AIM OF THE TASK: Copy each line exactly.

— start SOURCE RECORDS —

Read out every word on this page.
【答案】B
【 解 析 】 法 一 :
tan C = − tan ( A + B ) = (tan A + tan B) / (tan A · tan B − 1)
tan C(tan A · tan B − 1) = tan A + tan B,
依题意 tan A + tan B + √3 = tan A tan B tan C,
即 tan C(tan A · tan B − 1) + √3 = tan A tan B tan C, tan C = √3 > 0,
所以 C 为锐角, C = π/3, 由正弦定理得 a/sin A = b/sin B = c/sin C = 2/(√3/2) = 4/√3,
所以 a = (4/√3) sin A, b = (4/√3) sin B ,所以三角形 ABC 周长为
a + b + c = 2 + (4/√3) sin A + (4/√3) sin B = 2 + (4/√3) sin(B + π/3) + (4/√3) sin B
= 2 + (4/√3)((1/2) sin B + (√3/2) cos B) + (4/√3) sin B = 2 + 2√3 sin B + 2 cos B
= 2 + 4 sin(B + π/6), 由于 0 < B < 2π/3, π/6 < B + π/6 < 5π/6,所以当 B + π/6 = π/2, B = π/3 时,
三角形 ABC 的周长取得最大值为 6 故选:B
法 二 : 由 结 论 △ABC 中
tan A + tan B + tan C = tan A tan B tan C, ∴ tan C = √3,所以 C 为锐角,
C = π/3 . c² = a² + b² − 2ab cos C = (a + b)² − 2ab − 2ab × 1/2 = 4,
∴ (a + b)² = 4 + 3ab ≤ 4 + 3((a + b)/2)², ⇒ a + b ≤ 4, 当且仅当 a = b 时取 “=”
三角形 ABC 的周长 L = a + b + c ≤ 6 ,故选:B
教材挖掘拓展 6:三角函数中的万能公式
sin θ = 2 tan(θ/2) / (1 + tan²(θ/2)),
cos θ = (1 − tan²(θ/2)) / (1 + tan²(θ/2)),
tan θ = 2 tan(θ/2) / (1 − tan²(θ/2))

— end SOURCE RECORDS —

ANSWER IN FULL:
Read out every word on this page.
【答案】B
【 解 析 】 法 一 :
tan C = − tan ( A + B ) = (tan A + tan B) / (tan A · tan B − 1)
tan C(tan A · tan B − 1) = tan A + tan B,
依题意 tan A + tan B + √3 = tan A tan B tan C,
即 tan C(tan A · tan B − 1) + √3 = tan A tan B tan C, tan C = √3 > 0,
所以 C 为锐角, C = π/3, 由正弦定理得 a/sin A = b/sin B = c/sin C = 2/(√3/2) = 4/√3,
所以 a = (4/√3) sin A, b = (4/√3) sin B ,所以三角形 ABC 周长为
a + b + c = 2 + (4/√3) sin A + (4/√3) sin B = 2 + (4/√3) sin(B + π/3) + (4/√3) sin B
= 2 + (4/√3)((1/2) sin B + (√3/2) cos B) + (4/√3) sin B = 2 + 2√3 sin B + 2 cos B
= 2 + 4 sin(B + π/6), 由于 0 < B < 2π/3, π/6 < B + π/6 < 5π/6,所以当 B + π/6 = π/2, B = π/3 时,
三角形 ABC 的周长取得最大值为 6 故选:B
法 二 : 由 结 论 △ABC 中
tan A + tan B + tan C = tan A tan B tan C, ∴ tan C = √3,所以 C 为锐角,
C = π/3 . c² = a² + b² − 2ab cos C = (a + b)² − 2ab − 2ab × 1/2 = 4,
∴ (a + b)² = 4 + 3ab ≤ 4 + 3((a + b)/2)², ⇒ a + b ≤ 4, 当且仅当 a = b 时取 “=”
三角形 ABC 的周长 L = a + b + c ≤ 6 ,故选:B
教材挖掘拓展 6:三角函数中的万能公式
sin θ = 2 tan(θ/2) / (1 + tan²(θ/2)),
cos θ = (1 − tan²(θ/2)) / (1 + tan²(θ/2)),
tan θ = 2 tan(θ/2) / (1 − tan²(θ/2))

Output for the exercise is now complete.